_Challenge_
Scan the material below for the string "title", and copy every line where it shows up.

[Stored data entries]
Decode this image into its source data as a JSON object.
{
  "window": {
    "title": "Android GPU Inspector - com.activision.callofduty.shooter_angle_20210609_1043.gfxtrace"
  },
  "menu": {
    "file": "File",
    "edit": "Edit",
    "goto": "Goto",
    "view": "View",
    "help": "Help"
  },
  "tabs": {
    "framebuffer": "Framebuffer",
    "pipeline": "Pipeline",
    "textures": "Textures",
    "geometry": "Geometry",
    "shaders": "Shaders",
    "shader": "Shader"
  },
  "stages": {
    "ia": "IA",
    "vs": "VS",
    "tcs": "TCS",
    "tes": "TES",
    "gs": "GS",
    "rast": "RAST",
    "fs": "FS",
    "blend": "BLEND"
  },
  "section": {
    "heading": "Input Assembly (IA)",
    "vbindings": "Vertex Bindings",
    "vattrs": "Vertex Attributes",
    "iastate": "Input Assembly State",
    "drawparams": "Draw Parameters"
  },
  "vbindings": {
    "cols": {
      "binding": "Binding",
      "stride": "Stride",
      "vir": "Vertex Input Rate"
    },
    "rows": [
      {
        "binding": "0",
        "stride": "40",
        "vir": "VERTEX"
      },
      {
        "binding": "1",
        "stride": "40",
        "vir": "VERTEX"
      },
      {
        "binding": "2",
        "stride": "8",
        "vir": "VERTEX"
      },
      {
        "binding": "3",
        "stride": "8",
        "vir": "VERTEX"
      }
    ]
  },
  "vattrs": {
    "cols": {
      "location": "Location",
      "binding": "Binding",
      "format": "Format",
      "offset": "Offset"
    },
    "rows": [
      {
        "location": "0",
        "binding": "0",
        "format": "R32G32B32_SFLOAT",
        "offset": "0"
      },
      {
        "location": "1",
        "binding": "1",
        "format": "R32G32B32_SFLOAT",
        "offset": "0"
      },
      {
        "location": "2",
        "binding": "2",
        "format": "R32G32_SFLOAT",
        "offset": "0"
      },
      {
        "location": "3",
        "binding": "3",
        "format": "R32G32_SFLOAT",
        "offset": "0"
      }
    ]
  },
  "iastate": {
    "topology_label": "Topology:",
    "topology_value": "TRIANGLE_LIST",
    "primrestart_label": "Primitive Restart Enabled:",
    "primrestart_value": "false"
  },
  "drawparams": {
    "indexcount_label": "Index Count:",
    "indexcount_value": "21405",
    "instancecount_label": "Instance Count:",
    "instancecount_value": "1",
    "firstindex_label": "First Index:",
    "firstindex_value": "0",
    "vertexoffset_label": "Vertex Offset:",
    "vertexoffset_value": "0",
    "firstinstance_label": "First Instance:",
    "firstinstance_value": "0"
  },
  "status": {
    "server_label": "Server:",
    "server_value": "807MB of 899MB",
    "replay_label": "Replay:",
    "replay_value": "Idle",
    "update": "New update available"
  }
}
* * *
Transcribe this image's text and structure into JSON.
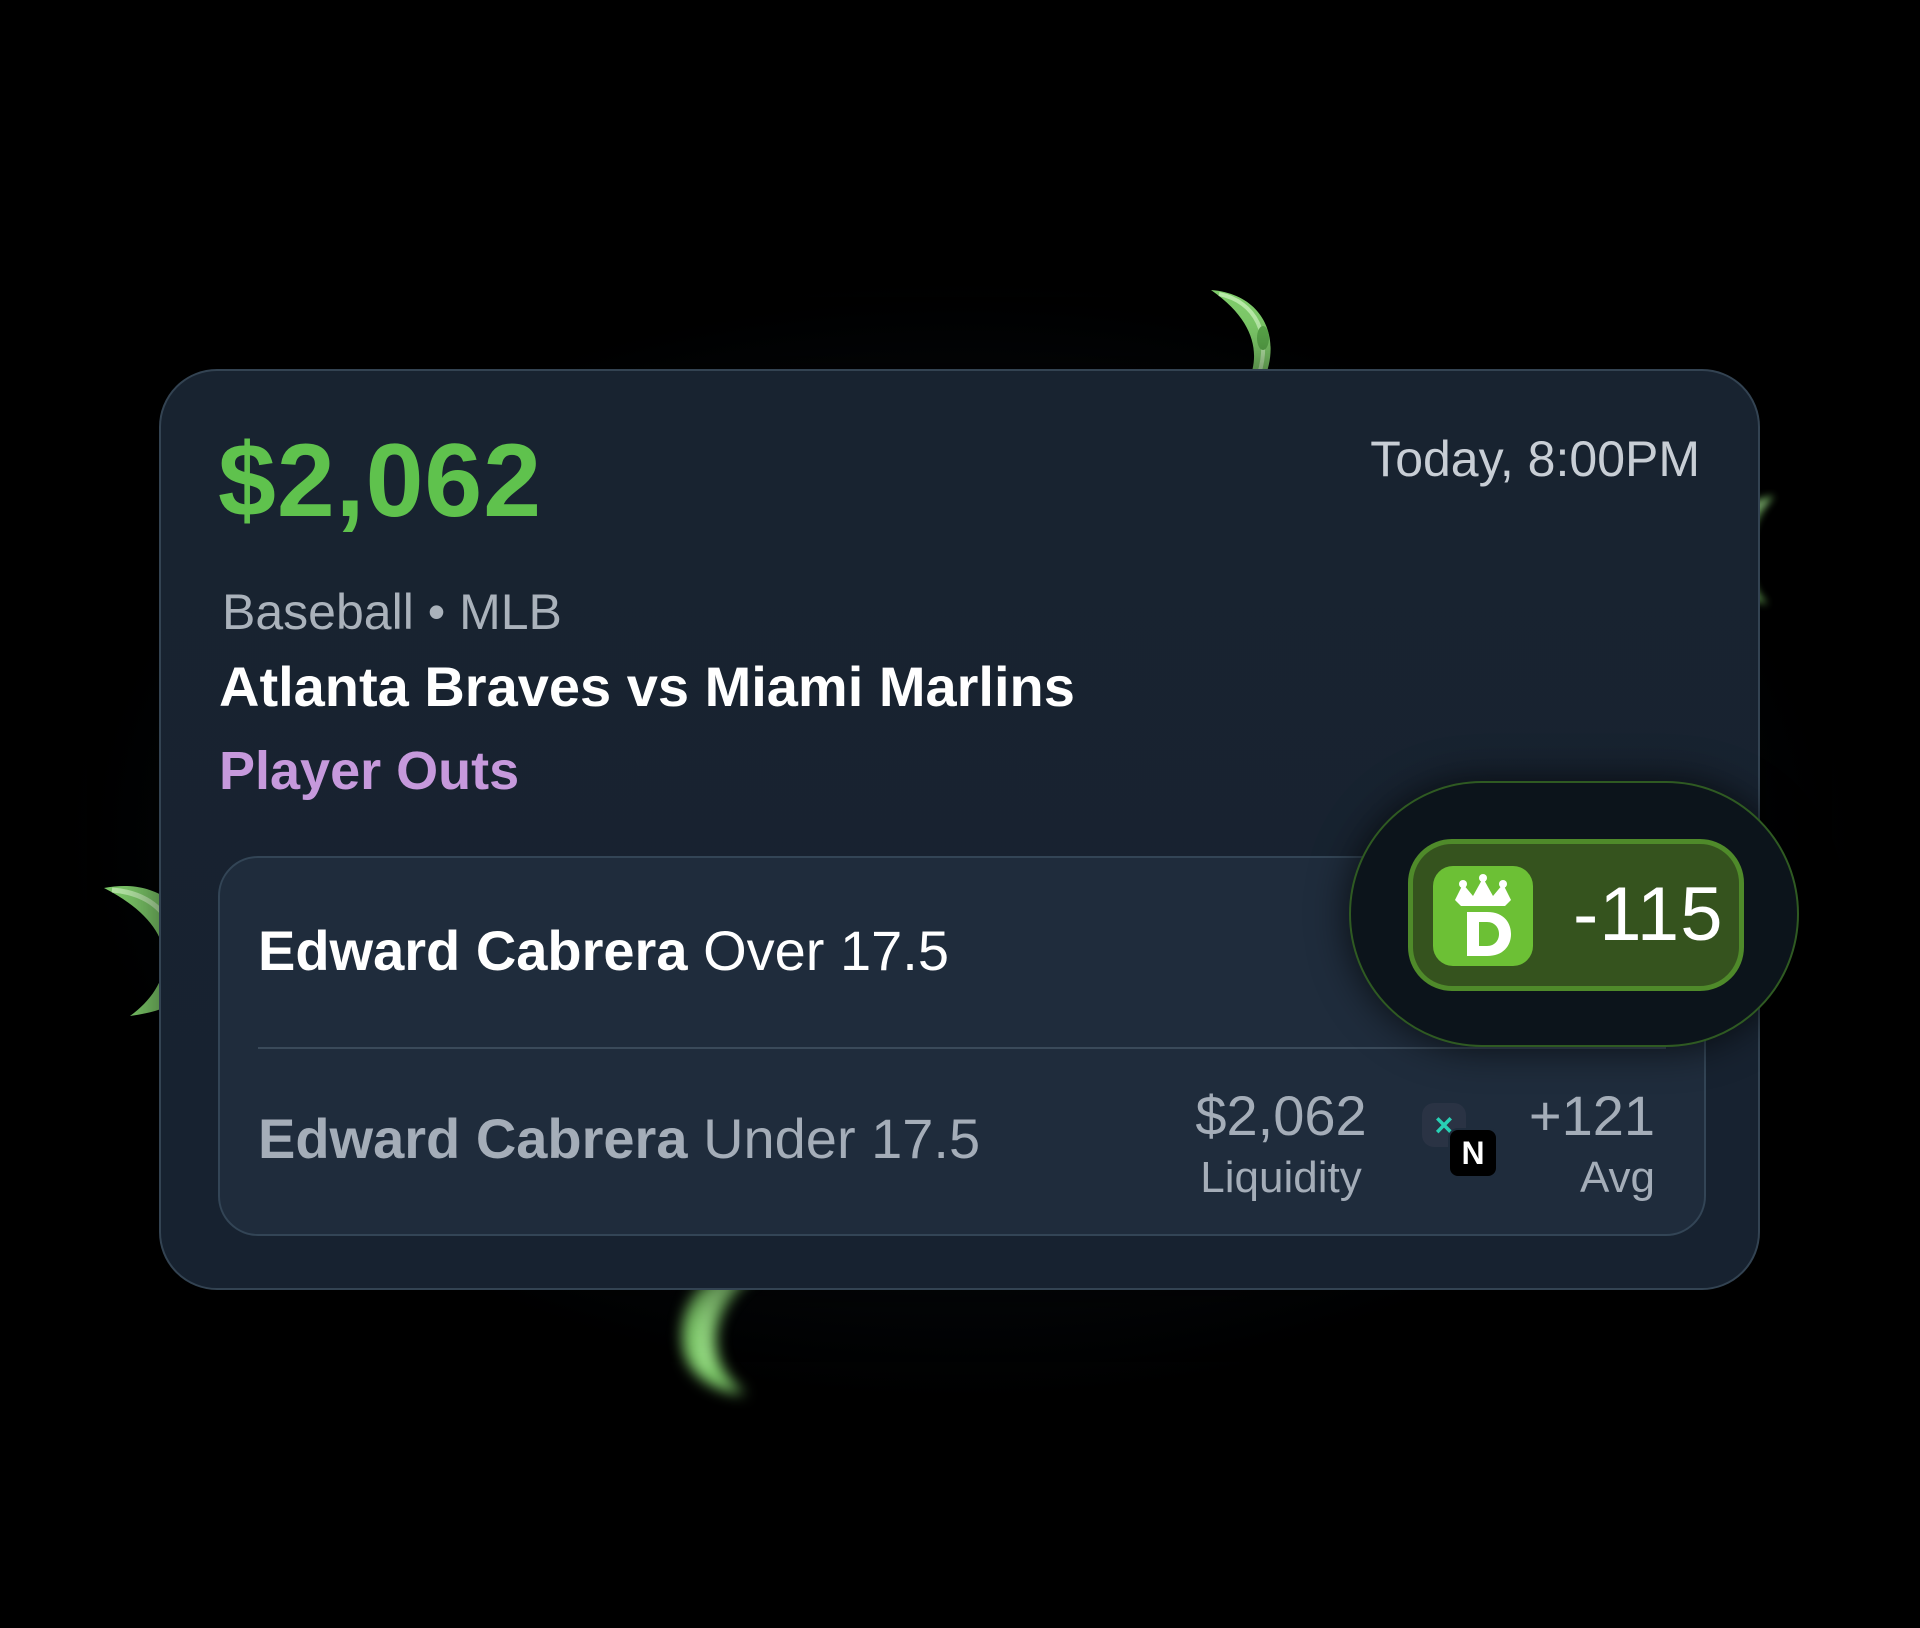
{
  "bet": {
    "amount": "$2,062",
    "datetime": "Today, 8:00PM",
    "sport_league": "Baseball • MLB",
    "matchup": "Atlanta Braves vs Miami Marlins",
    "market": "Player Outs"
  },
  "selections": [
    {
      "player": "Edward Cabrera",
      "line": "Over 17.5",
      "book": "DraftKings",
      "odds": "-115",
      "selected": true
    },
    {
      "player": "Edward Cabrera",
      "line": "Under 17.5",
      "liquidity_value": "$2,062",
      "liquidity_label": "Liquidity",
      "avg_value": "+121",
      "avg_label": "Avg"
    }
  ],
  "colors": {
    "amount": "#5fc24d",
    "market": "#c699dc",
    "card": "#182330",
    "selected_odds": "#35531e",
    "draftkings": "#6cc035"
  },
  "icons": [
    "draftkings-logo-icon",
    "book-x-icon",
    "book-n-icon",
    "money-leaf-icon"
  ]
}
---
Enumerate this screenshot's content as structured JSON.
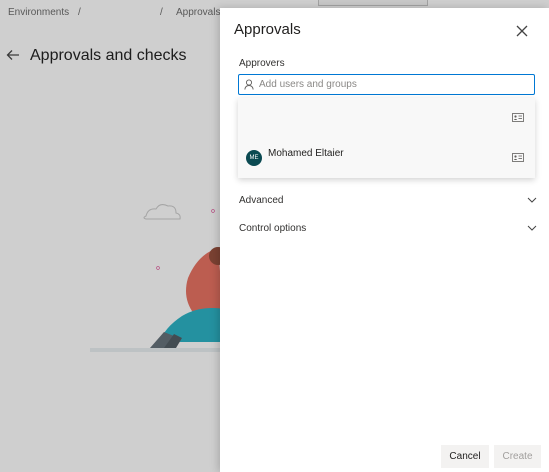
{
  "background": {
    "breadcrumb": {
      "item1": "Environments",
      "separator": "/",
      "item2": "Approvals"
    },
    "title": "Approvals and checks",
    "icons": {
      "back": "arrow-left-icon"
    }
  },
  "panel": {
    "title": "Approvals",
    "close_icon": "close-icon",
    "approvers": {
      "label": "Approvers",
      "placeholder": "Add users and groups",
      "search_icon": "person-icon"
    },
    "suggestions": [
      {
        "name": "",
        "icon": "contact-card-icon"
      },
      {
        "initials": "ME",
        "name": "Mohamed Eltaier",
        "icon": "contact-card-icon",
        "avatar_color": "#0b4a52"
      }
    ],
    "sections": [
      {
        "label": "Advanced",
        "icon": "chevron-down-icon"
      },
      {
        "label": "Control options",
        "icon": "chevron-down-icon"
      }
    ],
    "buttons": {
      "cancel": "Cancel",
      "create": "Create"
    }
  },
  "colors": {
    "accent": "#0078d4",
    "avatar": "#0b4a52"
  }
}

_Finished task_
    "title": "Android GPU Inspector - com.activision.callofduty.shooter_angle_20210609_1043.gfxtrace"
    "title": "Approvals and checks",
    "title": "Approvals",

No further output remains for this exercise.